— start of EXTRACTED INFORMATION —
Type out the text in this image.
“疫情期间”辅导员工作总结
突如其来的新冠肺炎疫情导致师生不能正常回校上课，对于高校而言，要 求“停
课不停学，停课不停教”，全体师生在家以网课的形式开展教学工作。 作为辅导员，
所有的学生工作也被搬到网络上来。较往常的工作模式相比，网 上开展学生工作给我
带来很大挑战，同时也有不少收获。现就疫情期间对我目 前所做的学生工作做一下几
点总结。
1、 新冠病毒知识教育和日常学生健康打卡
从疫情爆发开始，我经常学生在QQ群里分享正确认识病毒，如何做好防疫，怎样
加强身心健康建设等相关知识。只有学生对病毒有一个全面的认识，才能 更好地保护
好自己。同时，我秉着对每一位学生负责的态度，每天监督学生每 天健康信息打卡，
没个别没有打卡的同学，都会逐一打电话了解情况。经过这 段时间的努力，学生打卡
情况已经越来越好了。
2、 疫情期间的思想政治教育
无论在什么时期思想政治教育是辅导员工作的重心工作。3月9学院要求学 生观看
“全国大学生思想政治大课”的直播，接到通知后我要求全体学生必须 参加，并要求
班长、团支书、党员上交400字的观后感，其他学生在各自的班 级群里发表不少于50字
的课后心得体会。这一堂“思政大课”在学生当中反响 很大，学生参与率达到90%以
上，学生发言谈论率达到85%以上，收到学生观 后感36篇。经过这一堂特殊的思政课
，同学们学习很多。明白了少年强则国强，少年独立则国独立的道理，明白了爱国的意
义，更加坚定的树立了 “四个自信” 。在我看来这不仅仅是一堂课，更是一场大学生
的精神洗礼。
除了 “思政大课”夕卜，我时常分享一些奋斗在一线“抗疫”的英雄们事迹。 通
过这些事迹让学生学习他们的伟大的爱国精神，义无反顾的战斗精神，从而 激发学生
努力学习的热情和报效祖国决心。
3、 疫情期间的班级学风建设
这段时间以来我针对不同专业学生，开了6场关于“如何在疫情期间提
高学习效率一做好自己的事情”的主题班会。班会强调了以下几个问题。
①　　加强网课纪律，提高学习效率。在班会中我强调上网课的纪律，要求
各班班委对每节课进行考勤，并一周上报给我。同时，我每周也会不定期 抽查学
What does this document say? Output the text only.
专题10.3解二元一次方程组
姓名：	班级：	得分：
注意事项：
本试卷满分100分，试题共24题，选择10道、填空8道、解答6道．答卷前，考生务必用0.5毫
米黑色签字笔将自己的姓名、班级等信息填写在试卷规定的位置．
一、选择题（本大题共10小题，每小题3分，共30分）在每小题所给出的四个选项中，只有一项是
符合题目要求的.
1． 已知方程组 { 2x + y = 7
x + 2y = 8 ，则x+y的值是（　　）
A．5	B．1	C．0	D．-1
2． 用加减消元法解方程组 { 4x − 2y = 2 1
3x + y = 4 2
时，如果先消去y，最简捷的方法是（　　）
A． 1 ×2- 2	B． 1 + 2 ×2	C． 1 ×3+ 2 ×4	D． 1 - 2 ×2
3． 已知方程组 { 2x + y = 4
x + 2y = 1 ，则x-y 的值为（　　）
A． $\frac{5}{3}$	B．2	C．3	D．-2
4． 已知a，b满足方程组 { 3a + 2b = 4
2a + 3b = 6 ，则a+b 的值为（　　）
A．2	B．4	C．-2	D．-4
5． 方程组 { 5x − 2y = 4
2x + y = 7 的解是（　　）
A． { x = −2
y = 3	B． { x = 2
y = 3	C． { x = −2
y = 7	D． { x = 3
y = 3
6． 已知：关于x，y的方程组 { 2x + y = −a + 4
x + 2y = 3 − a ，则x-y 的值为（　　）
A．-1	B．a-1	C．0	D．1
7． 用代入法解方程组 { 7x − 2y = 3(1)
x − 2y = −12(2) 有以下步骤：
— end of EXTRACTED INFORMATION —
GOAL:
Copy the material above, line for line.

RESPONSE:
Type out the text in this image.
“疫情期间”辅导员工作总结
突如其来的新冠肺炎疫情导致师生不能正常回校上课，对于高校而言，要 求“停
课不停学，停课不停教”，全体师生在家以网课的形式开展教学工作。 作为辅导员，
所有的学生工作也被搬到网络上来。较往常的工作模式相比，网 上开展学生工作给我
带来很大挑战，同时也有不少收获。现就疫情期间对我目 前所做的学生工作做一下几
点总结。
1、 新冠病毒知识教育和日常学生健康打卡
从疫情爆发开始，我经常学生在QQ群里分享正确认识病毒，如何做好防疫，怎样
加强身心健康建设等相关知识。只有学生对病毒有一个全面的认识，才能 更好地保护
好自己。同时，我秉着对每一位学生负责的态度，每天监督学生每 天健康信息打卡，
没个别没有打卡的同学，都会逐一打电话了解情况。经过这 段时间的努力，学生打卡
情况已经越来越好了。
2、 疫情期间的思想政治教育
无论在什么时期思想政治教育是辅导员工作的重心工作。3月9学院要求学 生观看
“全国大学生思想政治大课”的直播，接到通知后我要求全体学生必须 参加，并要求
班长、团支书、党员上交400字的观后感，其他学生在各自的班 级群里发表不少于50字
的课后心得体会。这一堂“思政大课”在学生当中反响 很大，学生参与率达到90%以
上，学生发言谈论率达到85%以上，收到学生观 后感36篇。经过这一堂特殊的思政课
，同学们学习很多。明白了少年强则国强，少年独立则国独立的道理，明白了爱国的意
义，更加坚定的树立了 “四个自信” 。在我看来这不仅仅是一堂课，更是一场大学生
的精神洗礼。
除了 “思政大课”夕卜，我时常分享一些奋斗在一线“抗疫”的英雄们事迹。 通
过这些事迹让学生学习他们的伟大的爱国精神，义无反顾的战斗精神，从而 激发学生
努力学习的热情和报效祖国决心。
3、 疫情期间的班级学风建设
这段时间以来我针对不同专业学生，开了6场关于“如何在疫情期间提
高学习效率一做好自己的事情”的主题班会。班会强调了以下几个问题。
①　　加强网课纪律，提高学习效率。在班会中我强调上网课的纪律，要求
各班班委对每节课进行考勤，并一周上报给我。同时，我每周也会不定期 抽查学
What does this document say? Output the text only.
专题10.3解二元一次方程组
姓名：	班级：	得分：
注意事项：
本试卷满分100分，试题共24题，选择10道、填空8道、解答6道．答卷前，考生务必用0.5毫
米黑色签字笔将自己的姓名、班级等信息填写在试卷规定的位置．
一、选择题（本大题共10小题，每小题3分，共30分）在每小题所给出的四个选项中，只有一项是
符合题目要求的.
1． 已知方程组 { 2x + y = 7
x + 2y = 8 ，则x+y的值是（　　）
A．5	B．1	C．0	D．-1
2． 用加减消元法解方程组 { 4x − 2y = 2 1
3x + y = 4 2
时，如果先消去y，最简捷的方法是（　　）
A． 1 ×2- 2	B． 1 + 2 ×2	C． 1 ×3+ 2 ×4	D． 1 - 2 ×2
3． 已知方程组 { 2x + y = 4
x + 2y = 1 ，则x-y 的值为（　　）
A． $\frac{5}{3}$	B．2	C．3	D．-2
4． 已知a，b满足方程组 { 3a + 2b = 4
2a + 3b = 6 ，则a+b 的值为（　　）
A．2	B．4	C．-2	D．-4
5． 方程组 { 5x − 2y = 4
2x + y = 7 的解是（　　）
A． { x = −2
y = 3	B． { x = 2
y = 3	C． { x = −2
y = 7	D． { x = 3
y = 3
6． 已知：关于x，y的方程组 { 2x + y = −a + 4
x + 2y = 3 − a ，则x-y 的值为（　　）
A．-1	B．a-1	C．0	D．1
7． 用代入法解方程组 { 7x − 2y = 3(1)
x − 2y = −12(2) 有以下步骤：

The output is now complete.